(Data entries)

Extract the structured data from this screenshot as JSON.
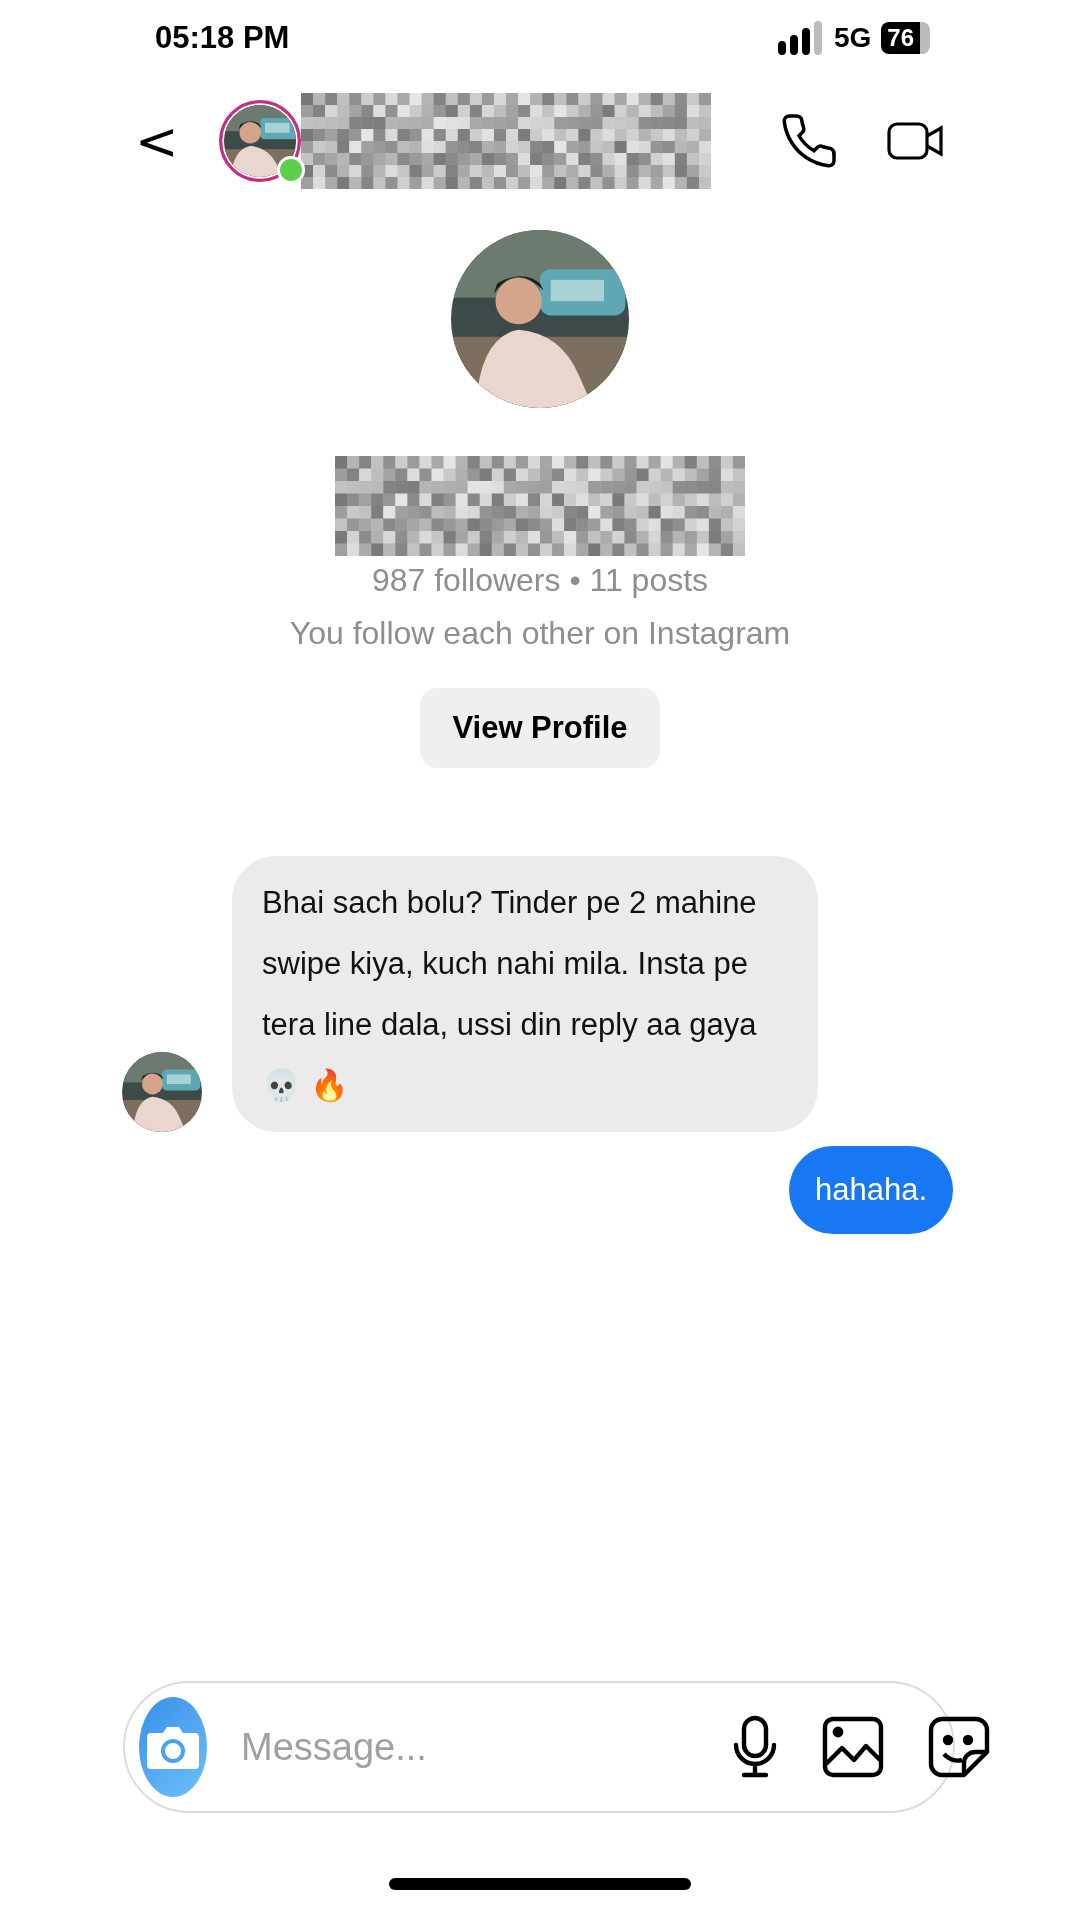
{
  "status_bar": {
    "time": "05:18 PM",
    "network": "5G",
    "battery": "76"
  },
  "header": {
    "back": "<",
    "online": true
  },
  "profile": {
    "stats": "987 followers • 11 posts",
    "mutual": "You follow each other on Instagram",
    "button": "View Profile"
  },
  "messages": [
    {
      "kind": "incoming",
      "text": "Bhai sach bolu? Tinder pe 2 mahine swipe kiya, kuch nahi mila. Insta pe tera line dala, ussi din reply aa gaya 💀 🔥"
    },
    {
      "kind": "outgoing",
      "text": "hahaha."
    }
  ],
  "composer": {
    "placeholder": "Message..."
  }
}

→ **WHAT YOU HAVE TO DO**
Give back the entries verbatim. Do not include any picture.

→ **EXERCISE RESPONSE**
Extract the structured data from this screenshot as JSON.
{
  "status_bar": {
    "time": "05:18 PM",
    "network": "5G",
    "battery": "76"
  },
  "header": {
    "back": "<",
    "online": true
  },
  "profile": {
    "stats": "987 followers • 11 posts",
    "mutual": "You follow each other on Instagram",
    "button": "View Profile"
  },
  "messages": [
    {
      "kind": "incoming",
      "text": "Bhai sach bolu? Tinder pe 2 mahine swipe kiya, kuch nahi mila. Insta pe tera line dala, ussi din reply aa gaya 💀 🔥"
    },
    {
      "kind": "outgoing",
      "text": "hahaha."
    }
  ],
  "composer": {
    "placeholder": "Message..."
  }
}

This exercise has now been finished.